• _Objective_: Change every "CollabVM" in the listing below to "Guest" and leave everything else unchanged. Leave the pictures out of your answer.

-- Start of Records shown --

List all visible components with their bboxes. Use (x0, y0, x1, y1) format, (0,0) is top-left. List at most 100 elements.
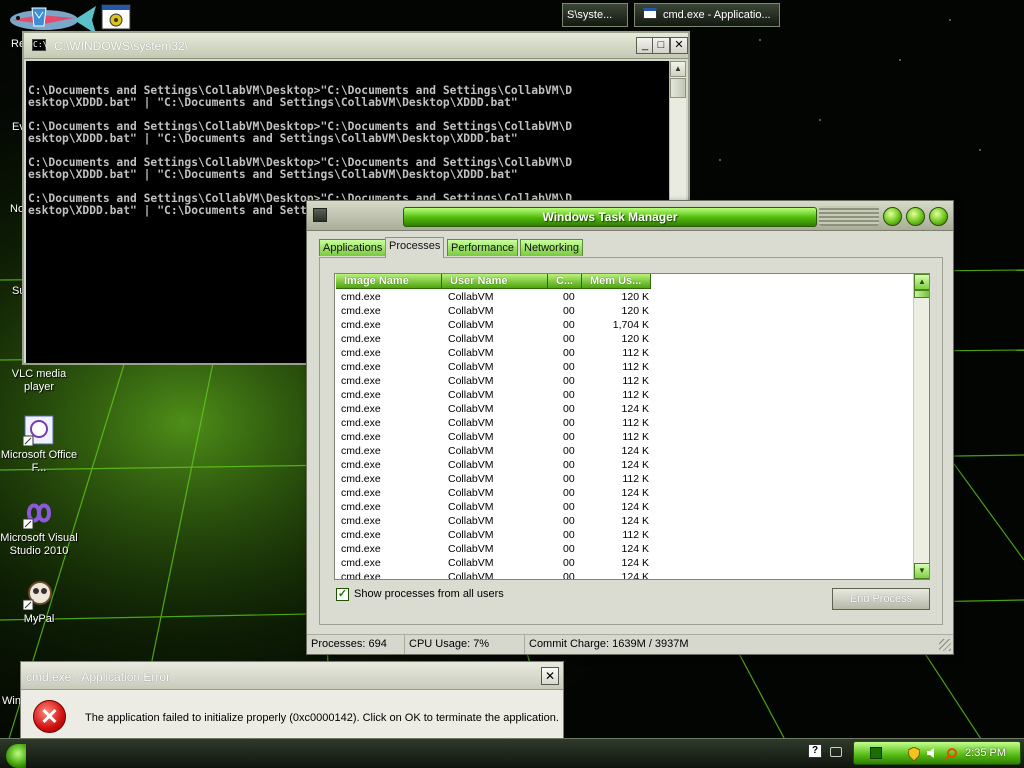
cell-mem-usage: 112 K (622, 431, 649, 443)
taskbar-button-system32[interactable]: S\syste... (562, 3, 628, 27)
column-cpu[interactable]: C... (548, 274, 582, 289)
cell-user-name: CollabVM (448, 473, 494, 485)
cell-cpu: 00 (563, 319, 575, 331)
process-list[interactable]: Image Name User Name C... Mem Us... cmd.… (334, 273, 930, 580)
cell-cpu: 00 (563, 459, 575, 471)
cell-user-name: CollabVM (448, 305, 494, 317)
cell-image-name: cmd.exe (341, 305, 381, 317)
cell-cpu: 00 (563, 431, 575, 443)
table-row[interactable]: cmd.exe CollabVM 00 124 K (335, 556, 915, 570)
tab-processes[interactable]: Processes (385, 237, 445, 258)
status-processes: Processes: 694 (307, 635, 405, 654)
window-icon (643, 8, 657, 19)
maximize-orb-icon[interactable] (906, 207, 925, 226)
column-user-name[interactable]: User Name (442, 274, 548, 289)
table-row[interactable]: cmd.exe CollabVM 00 112 K (335, 472, 915, 486)
cell-image-name: cmd.exe (341, 445, 381, 457)
help-icon[interactable]: ? (808, 744, 822, 758)
taskbar-button-cmd-error[interactable]: cmd.exe - Applicatio... (634, 3, 780, 27)
cell-image-name: cmd.exe (341, 403, 381, 415)
close-button[interactable]: ✕ (541, 667, 559, 685)
clock[interactable]: 2:35 PM (965, 747, 1006, 759)
resize-grip-icon[interactable] (939, 639, 951, 651)
process-list-scrollbar[interactable]: ▲ ▼ (913, 274, 929, 579)
tab-applications[interactable]: Applications (319, 239, 387, 256)
cell-mem-usage: 120 K (621, 291, 649, 303)
close-orb-icon[interactable] (929, 207, 948, 226)
cell-cpu: 00 (563, 389, 575, 401)
scroll-thumb[interactable] (914, 290, 929, 298)
desktop-icon-visual-studio[interactable]: Microsoft Visual Studio 2010 (0, 497, 78, 558)
desktop-icon-vlc[interactable]: VLC media player (0, 368, 78, 394)
column-image-name[interactable]: Image Name (336, 274, 442, 289)
error-icon: ✕ (33, 700, 66, 733)
cell-user-name: CollabVM (448, 487, 494, 499)
task-manager-window[interactable]: Windows Task Manager Applications Proces… (306, 200, 954, 655)
show-all-users-checkbox[interactable]: ✓ (336, 588, 349, 601)
keyboard-icon[interactable] (830, 747, 842, 757)
desktop-icon-settings-app[interactable] (100, 4, 132, 33)
column-mem-usage[interactable]: Mem Us... (582, 274, 651, 289)
table-row[interactable]: cmd.exe CollabVM 00 124 K (335, 486, 915, 500)
cell-image-name: cmd.exe (341, 459, 381, 471)
table-row[interactable]: cmd.exe CollabVM 00 112 K (335, 360, 915, 374)
minimize-orb-icon[interactable] (883, 207, 902, 226)
table-row[interactable]: cmd.exe CollabVM 00 124 K (335, 402, 915, 416)
show-all-users-label: Show processes from all users (354, 588, 504, 600)
gear-window-icon (101, 4, 131, 30)
scroll-down-icon[interactable]: ▼ (914, 563, 929, 579)
security-shield-icon[interactable] (907, 746, 921, 762)
scroll-up-icon[interactable]: ▲ (914, 274, 929, 290)
cell-user-name: CollabVM (448, 291, 494, 303)
error-dialog-title-bar[interactable]: cmd.exe - Application Error ✕ (21, 662, 563, 690)
desktop-icon-mypal[interactable]: MyPal (0, 578, 78, 626)
cell-user-name: CollabVM (448, 417, 494, 429)
table-row[interactable]: cmd.exe CollabVM 00 120 K (335, 290, 915, 304)
scroll-up-icon[interactable]: ▲ (670, 61, 686, 77)
cell-cpu: 00 (563, 291, 575, 303)
tab-networking[interactable]: Networking (520, 239, 584, 256)
cell-mem-usage: 124 K (621, 445, 649, 457)
table-row[interactable]: cmd.exe CollabVM 00 124 K (335, 570, 915, 580)
table-row[interactable]: cmd.exe CollabVM 00 112 K (335, 346, 915, 360)
cell-mem-usage: 124 K (621, 459, 649, 471)
mypal-icon (22, 578, 55, 611)
maximize-button[interactable]: □ (652, 37, 670, 54)
cell-mem-usage: 112 K (622, 347, 649, 359)
start-button[interactable] (6, 744, 26, 768)
search-icon[interactable] (944, 747, 957, 761)
cell-image-name: cmd.exe (341, 501, 381, 513)
cell-user-name: CollabVM (448, 333, 494, 345)
table-row[interactable]: cmd.exe CollabVM 00 124 K (335, 514, 915, 528)
cell-mem-usage: 112 K (622, 375, 649, 387)
table-row[interactable]: cmd.exe CollabVM 00 112 K (335, 430, 915, 444)
scroll-thumb[interactable] (670, 78, 686, 98)
desktop-icon-office[interactable]: Microsoft Office F... (0, 414, 78, 475)
cell-user-name: CollabVM (448, 431, 494, 443)
desktop-icon-recycle-bin[interactable] (26, 2, 52, 31)
end-process-button[interactable]: End Process (832, 588, 930, 610)
table-row[interactable]: cmd.exe CollabVM 00 124 K (335, 542, 915, 556)
desktop-icon-label-cut: Win (2, 695, 21, 707)
cell-cpu: 00 (563, 361, 575, 373)
table-row[interactable]: cmd.exe CollabVM 00 124 K (335, 458, 915, 472)
cell-cpu: 00 (563, 487, 575, 499)
cell-image-name: cmd.exe (341, 571, 381, 580)
volume-icon[interactable] (926, 747, 938, 759)
table-row[interactable]: cmd.exe CollabVM 00 124 K (335, 444, 915, 458)
table-row[interactable]: cmd.exe CollabVM 00 112 K (335, 374, 915, 388)
table-row[interactable]: cmd.exe CollabVM 00 112 K (335, 416, 915, 430)
tab-performance[interactable]: Performance (447, 239, 518, 256)
table-row[interactable]: cmd.exe CollabVM 00 1,704 K (335, 318, 915, 332)
cmd-title-bar[interactable]: C:\ C:\WINDOWS\system32\ _ □ ✕ (24, 33, 688, 59)
table-row[interactable]: cmd.exe CollabVM 00 112 K (335, 388, 915, 402)
table-row[interactable]: cmd.exe CollabVM 00 112 K (335, 528, 915, 542)
office-icon (22, 414, 55, 447)
cell-user-name: CollabVM (448, 459, 494, 471)
task-manager-title-bar[interactable]: Windows Task Manager (307, 201, 953, 231)
table-row[interactable]: cmd.exe CollabVM 00 120 K (335, 332, 915, 346)
close-button[interactable]: ✕ (670, 37, 688, 54)
tray-app-icon[interactable] (870, 747, 882, 759)
table-row[interactable]: cmd.exe CollabVM 00 124 K (335, 500, 915, 514)
table-row[interactable]: cmd.exe CollabVM 00 120 K (335, 304, 915, 318)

-- End of Records shown --

• _Written response_:
List all visible components with their bboxes. Use (x0, y0, x1, y1) format, (0,0) is top-left. List at most 100 elements.
cell-mem-usage: 112 K (622, 431, 649, 443)
taskbar-button-system32[interactable]: S\syste... (562, 3, 628, 27)
column-cpu[interactable]: C... (548, 274, 582, 289)
cell-user-name: Guest (448, 473, 494, 485)
cell-cpu: 00 (563, 319, 575, 331)
process-list[interactable]: Image Name User Name C... Mem Us... cmd.… (334, 273, 930, 580)
cell-cpu: 00 (563, 459, 575, 471)
cell-user-name: Guest (448, 305, 494, 317)
cell-image-name: cmd.exe (341, 305, 381, 317)
cell-cpu: 00 (563, 431, 575, 443)
table-row[interactable]: cmd.exe Guest 00 124 K (335, 556, 915, 570)
tab-processes[interactable]: Processes (385, 237, 445, 258)
status-processes: Processes: 694 (307, 635, 405, 654)
window-icon (643, 8, 657, 19)
maximize-orb-icon[interactable] (906, 207, 925, 226)
column-user-name[interactable]: User Name (442, 274, 548, 289)
table-row[interactable]: cmd.exe Guest 00 112 K (335, 472, 915, 486)
cell-image-name: cmd.exe (341, 445, 381, 457)
help-icon[interactable]: ? (808, 744, 822, 758)
taskbar-button-cmd-error[interactable]: cmd.exe - Applicatio... (634, 3, 780, 27)
cell-image-name: cmd.exe (341, 403, 381, 415)
close-button[interactable]: ✕ (541, 667, 559, 685)
clock[interactable]: 2:35 PM (965, 747, 1006, 759)
resize-grip-icon[interactable] (939, 639, 951, 651)
process-list-scrollbar[interactable]: ▲ ▼ (913, 274, 929, 579)
tab-applications[interactable]: Applications (319, 239, 387, 256)
cell-mem-usage: 120 K (621, 291, 649, 303)
close-orb-icon[interactable] (929, 207, 948, 226)
cell-cpu: 00 (563, 389, 575, 401)
scroll-thumb[interactable] (914, 290, 929, 298)
desktop-icon-visual-studio[interactable]: Microsoft Visual Studio 2010 (0, 497, 78, 558)
desktop-icon-vlc[interactable]: VLC media player (0, 368, 78, 394)
column-image-name[interactable]: Image Name (336, 274, 442, 289)
error-icon: ✕ (33, 700, 66, 733)
cell-user-name: Guest (448, 487, 494, 499)
task-manager-window[interactable]: Windows Task Manager Applications Proces… (306, 200, 954, 655)
show-all-users-checkbox[interactable]: ✓ (336, 588, 349, 601)
keyboard-icon[interactable] (830, 747, 842, 757)
desktop-icon-settings-app[interactable] (100, 4, 132, 33)
column-mem-usage[interactable]: Mem Us... (582, 274, 651, 289)
table-row[interactable]: cmd.exe Guest 00 124 K (335, 486, 915, 500)
cell-image-name: cmd.exe (341, 459, 381, 471)
table-row[interactable]: cmd.exe Guest 00 112 K (335, 360, 915, 374)
minimize-orb-icon[interactable] (883, 207, 902, 226)
table-row[interactable]: cmd.exe Guest 00 124 K (335, 402, 915, 416)
show-all-users-label: Show processes from all users (354, 588, 504, 600)
gear-window-icon (101, 4, 131, 30)
scroll-down-icon[interactable]: ▼ (914, 563, 929, 579)
security-shield-icon[interactable] (907, 746, 921, 762)
scroll-up-icon[interactable]: ▲ (914, 274, 929, 290)
cell-user-name: Guest (448, 291, 494, 303)
error-dialog-title-bar[interactable]: cmd.exe - Application Error ✕ (21, 662, 563, 690)
desktop-icon-mypal[interactable]: MyPal (0, 578, 78, 626)
cell-user-name: Guest (448, 417, 494, 429)
table-row[interactable]: cmd.exe Guest 00 120 K (335, 290, 915, 304)
scroll-up-icon[interactable]: ▲ (670, 61, 686, 77)
cell-cpu: 00 (563, 291, 575, 303)
tab-networking[interactable]: Networking (520, 239, 584, 256)
cell-mem-usage: 124 K (621, 445, 649, 457)
table-row[interactable]: cmd.exe Guest 00 124 K (335, 570, 915, 580)
table-row[interactable]: cmd.exe Guest 00 112 K (335, 346, 915, 360)
cell-mem-usage: 124 K (621, 459, 649, 471)
mypal-icon (22, 578, 55, 611)
maximize-button[interactable]: □ (652, 37, 670, 54)
cell-mem-usage: 112 K (622, 347, 649, 359)
start-button[interactable] (6, 744, 26, 768)
search-icon[interactable] (944, 747, 957, 761)
cell-image-name: cmd.exe (341, 501, 381, 513)
cell-user-name: Guest (448, 333, 494, 345)
table-row[interactable]: cmd.exe Guest 00 124 K (335, 514, 915, 528)
cell-mem-usage: 112 K (622, 375, 649, 387)
table-row[interactable]: cmd.exe Guest 00 112 K (335, 430, 915, 444)
scroll-thumb[interactable] (670, 78, 686, 98)
desktop-icon-office[interactable]: Microsoft Office F... (0, 414, 78, 475)
cell-user-name: Guest (448, 431, 494, 443)
desktop-icon-recycle-bin[interactable] (26, 2, 52, 31)
end-process-button[interactable]: End Process (832, 588, 930, 610)
table-row[interactable]: cmd.exe Guest 00 124 K (335, 542, 915, 556)
desktop-icon-label-cut: Win (2, 695, 21, 707)
cell-cpu: 00 (563, 361, 575, 373)
table-row[interactable]: cmd.exe Guest 00 124 K (335, 458, 915, 472)
cell-cpu: 00 (563, 487, 575, 499)
cell-image-name: cmd.exe (341, 571, 381, 580)
volume-icon[interactable] (926, 747, 938, 759)
table-row[interactable]: cmd.exe Guest 00 124 K (335, 444, 915, 458)
table-row[interactable]: cmd.exe Guest 00 112 K (335, 374, 915, 388)
table-row[interactable]: cmd.exe Guest 00 112 K (335, 416, 915, 430)
tab-performance[interactable]: Performance (447, 239, 518, 256)
table-row[interactable]: cmd.exe Guest 00 1,704 K (335, 318, 915, 332)
cmd-title-bar[interactable]: C:\ C:\WINDOWS\system32\ _ □ ✕ (24, 33, 688, 59)
table-row[interactable]: cmd.exe Guest 00 112 K (335, 388, 915, 402)
table-row[interactable]: cmd.exe Guest 00 112 K (335, 528, 915, 542)
office-icon (22, 414, 55, 447)
cell-user-name: Guest (448, 459, 494, 471)
task-manager-title-bar[interactable]: Windows Task Manager (307, 201, 953, 231)
table-row[interactable]: cmd.exe Guest 00 120 K (335, 332, 915, 346)
close-button[interactable]: ✕ (670, 37, 688, 54)
tray-app-icon[interactable] (870, 747, 882, 759)
table-row[interactable]: cmd.exe Guest 00 124 K (335, 500, 915, 514)
table-row[interactable]: cmd.exe Guest 00 120 K (335, 304, 915, 318)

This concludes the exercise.